SET EXERCISE
Collect all lines from the records below that include the word "frais".

[Collection entries]
☆ ☆ ☆ ☆

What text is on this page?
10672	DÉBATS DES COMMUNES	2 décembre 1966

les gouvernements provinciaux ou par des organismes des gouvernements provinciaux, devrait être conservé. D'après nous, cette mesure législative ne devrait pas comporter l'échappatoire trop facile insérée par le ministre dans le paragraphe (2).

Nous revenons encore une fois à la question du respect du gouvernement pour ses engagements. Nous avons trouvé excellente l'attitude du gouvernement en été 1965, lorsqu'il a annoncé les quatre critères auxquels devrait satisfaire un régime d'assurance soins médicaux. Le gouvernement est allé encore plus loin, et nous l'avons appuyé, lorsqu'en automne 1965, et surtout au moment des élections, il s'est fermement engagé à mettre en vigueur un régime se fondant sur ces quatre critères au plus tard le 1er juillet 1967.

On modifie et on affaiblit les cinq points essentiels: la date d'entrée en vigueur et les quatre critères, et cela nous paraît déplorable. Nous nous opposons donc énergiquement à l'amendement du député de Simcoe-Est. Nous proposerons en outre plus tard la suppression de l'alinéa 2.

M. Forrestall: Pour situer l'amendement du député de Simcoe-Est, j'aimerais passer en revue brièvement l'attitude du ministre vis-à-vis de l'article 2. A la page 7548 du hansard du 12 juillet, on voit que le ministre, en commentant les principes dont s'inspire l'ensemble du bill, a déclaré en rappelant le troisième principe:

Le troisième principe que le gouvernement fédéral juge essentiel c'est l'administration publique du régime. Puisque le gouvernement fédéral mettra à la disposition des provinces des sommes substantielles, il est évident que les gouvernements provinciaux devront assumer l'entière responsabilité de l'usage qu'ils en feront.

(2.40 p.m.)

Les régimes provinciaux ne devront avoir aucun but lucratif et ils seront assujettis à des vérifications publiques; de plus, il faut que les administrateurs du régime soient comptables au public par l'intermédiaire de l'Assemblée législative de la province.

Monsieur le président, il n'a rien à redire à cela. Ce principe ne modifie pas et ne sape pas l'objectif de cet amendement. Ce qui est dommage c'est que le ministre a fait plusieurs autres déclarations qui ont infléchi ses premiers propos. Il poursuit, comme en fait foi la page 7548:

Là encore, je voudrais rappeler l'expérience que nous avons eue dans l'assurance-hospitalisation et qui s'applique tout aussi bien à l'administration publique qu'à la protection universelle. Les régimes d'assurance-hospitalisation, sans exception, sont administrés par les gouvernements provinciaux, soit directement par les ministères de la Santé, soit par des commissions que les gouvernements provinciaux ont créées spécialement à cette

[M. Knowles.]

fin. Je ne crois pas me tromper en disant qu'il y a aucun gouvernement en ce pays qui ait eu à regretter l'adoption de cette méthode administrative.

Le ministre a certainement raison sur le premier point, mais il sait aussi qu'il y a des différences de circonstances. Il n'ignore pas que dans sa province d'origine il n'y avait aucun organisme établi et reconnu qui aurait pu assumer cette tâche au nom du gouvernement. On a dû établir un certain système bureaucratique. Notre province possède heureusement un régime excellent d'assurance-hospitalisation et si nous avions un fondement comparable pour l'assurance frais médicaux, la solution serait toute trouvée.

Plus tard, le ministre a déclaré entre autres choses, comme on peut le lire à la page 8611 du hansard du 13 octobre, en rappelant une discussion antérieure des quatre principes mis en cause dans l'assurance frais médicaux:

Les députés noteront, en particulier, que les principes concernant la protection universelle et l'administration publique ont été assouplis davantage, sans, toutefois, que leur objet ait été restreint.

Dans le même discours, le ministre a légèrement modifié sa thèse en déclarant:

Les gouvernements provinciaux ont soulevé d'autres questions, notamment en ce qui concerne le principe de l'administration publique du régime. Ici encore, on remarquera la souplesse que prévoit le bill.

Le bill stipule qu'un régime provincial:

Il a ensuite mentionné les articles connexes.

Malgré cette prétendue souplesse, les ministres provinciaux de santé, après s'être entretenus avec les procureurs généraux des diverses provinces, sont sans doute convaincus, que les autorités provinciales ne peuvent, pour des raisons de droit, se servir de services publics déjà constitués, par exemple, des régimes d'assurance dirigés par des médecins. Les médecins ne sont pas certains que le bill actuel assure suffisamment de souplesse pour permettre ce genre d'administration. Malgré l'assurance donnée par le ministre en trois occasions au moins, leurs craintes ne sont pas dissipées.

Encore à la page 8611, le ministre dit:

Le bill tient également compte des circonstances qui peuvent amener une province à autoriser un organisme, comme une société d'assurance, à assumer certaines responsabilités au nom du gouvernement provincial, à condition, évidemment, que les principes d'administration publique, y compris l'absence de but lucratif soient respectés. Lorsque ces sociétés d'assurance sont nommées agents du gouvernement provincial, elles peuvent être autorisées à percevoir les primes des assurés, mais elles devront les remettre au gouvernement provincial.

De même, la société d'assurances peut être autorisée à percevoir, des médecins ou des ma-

☆ ☆ ☆ ☆

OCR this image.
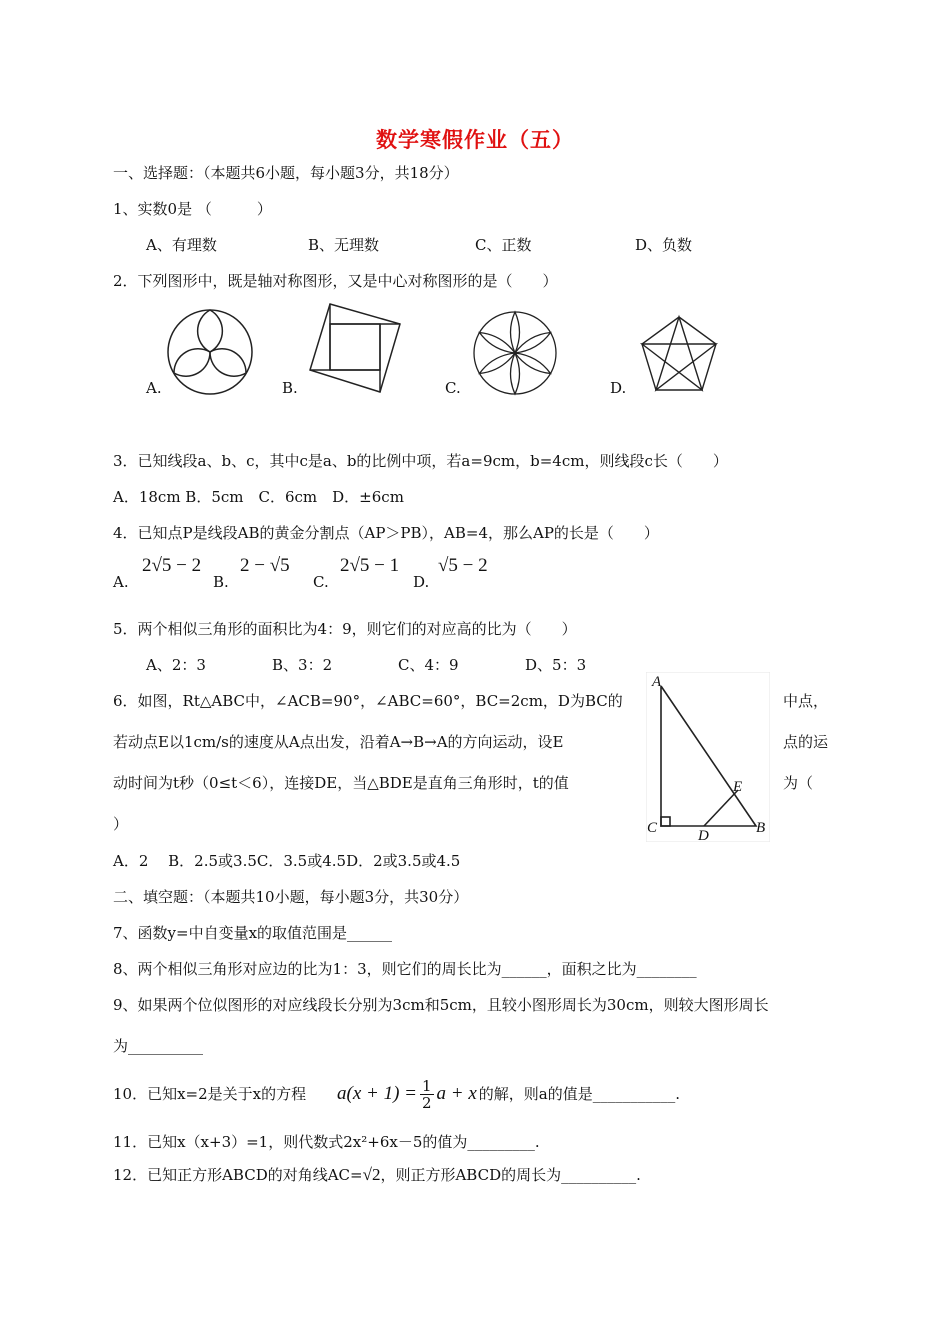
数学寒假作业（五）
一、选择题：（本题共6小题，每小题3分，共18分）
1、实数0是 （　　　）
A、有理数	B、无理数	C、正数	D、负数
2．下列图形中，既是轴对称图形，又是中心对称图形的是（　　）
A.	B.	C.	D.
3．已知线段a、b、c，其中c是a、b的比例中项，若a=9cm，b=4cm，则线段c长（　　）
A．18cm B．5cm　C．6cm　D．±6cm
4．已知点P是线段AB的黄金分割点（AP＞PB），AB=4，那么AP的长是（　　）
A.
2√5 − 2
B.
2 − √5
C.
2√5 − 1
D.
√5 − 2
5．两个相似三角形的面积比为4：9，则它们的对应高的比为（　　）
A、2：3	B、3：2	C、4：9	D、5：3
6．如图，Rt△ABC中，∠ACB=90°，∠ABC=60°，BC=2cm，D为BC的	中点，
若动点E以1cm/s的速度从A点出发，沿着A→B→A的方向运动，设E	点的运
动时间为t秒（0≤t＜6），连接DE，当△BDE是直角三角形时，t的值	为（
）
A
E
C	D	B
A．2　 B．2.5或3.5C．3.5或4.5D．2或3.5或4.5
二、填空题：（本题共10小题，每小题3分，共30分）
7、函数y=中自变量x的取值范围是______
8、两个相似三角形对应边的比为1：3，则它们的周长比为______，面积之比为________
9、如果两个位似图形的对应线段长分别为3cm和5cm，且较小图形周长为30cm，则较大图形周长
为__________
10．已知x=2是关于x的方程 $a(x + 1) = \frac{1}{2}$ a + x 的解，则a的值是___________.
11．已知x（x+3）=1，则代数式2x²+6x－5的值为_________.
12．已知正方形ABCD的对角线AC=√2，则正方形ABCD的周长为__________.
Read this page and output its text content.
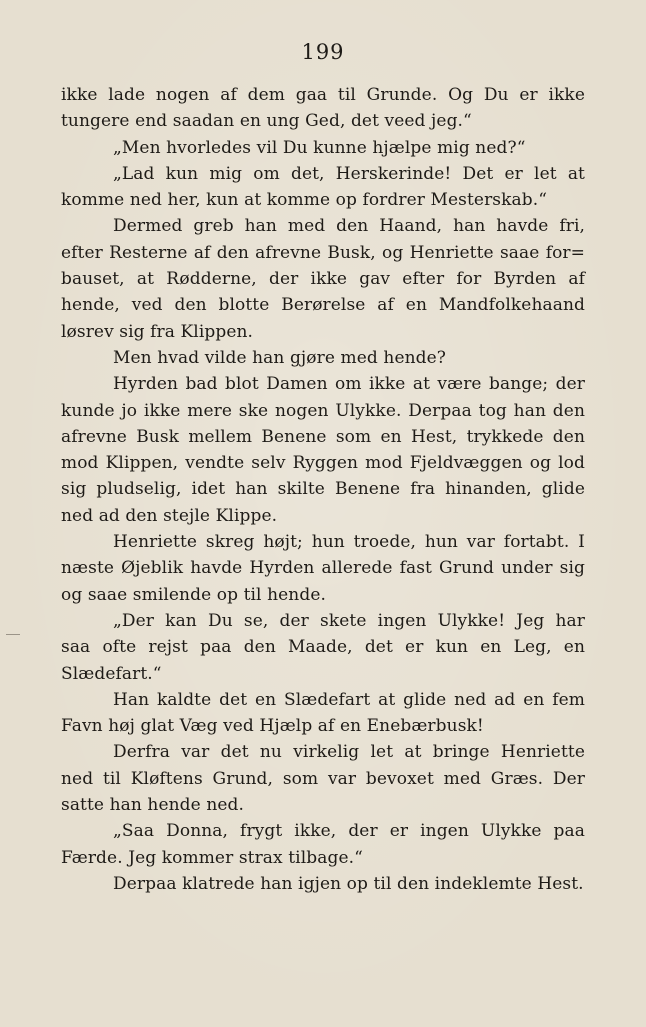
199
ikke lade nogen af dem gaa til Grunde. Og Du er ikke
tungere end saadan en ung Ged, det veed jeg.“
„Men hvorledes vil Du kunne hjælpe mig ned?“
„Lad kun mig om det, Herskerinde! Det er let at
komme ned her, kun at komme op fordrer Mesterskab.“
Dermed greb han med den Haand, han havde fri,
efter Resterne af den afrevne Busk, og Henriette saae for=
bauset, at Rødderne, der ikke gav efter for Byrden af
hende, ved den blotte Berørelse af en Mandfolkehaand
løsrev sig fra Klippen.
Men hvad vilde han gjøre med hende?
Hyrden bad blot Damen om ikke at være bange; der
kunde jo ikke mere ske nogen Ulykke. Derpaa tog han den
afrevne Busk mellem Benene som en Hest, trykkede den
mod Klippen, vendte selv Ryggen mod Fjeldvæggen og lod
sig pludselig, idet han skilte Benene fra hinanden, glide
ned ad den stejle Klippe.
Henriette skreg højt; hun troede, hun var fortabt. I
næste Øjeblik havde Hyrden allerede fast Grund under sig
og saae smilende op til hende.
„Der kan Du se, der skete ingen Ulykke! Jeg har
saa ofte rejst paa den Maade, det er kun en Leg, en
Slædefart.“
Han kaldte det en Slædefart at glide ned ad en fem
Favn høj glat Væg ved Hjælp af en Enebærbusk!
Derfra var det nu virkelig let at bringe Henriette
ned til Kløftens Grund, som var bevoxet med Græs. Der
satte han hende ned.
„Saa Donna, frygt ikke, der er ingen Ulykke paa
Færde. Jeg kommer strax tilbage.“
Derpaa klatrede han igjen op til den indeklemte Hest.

☆ ☆ ☆ ☆

THE COMPLETED TASK
Le ministre a certainement raison sur le premier point, mais il sait aussi qu'il y a des différences de circonstances. Il n'ignore pas que dans sa province d'origine il n'y avait aucun organisme établi et reconnu qui aurait pu assumer cette tâche au nom du gouvernement. On a dû établir un certain système bureaucratique. Notre province possède heureusement un régime excellent d'assurance-hospitalisation et si nous avions un fondement comparable pour l'assurance frais médicaux, la solution serait toute trouvée.
Plus tard, le ministre a déclaré entre autres choses, comme on peut le lire à la page 8611 du hansard du 13 octobre, en rappelant une discussion antérieure des quatre principes mis en cause dans l'assurance frais médicaux:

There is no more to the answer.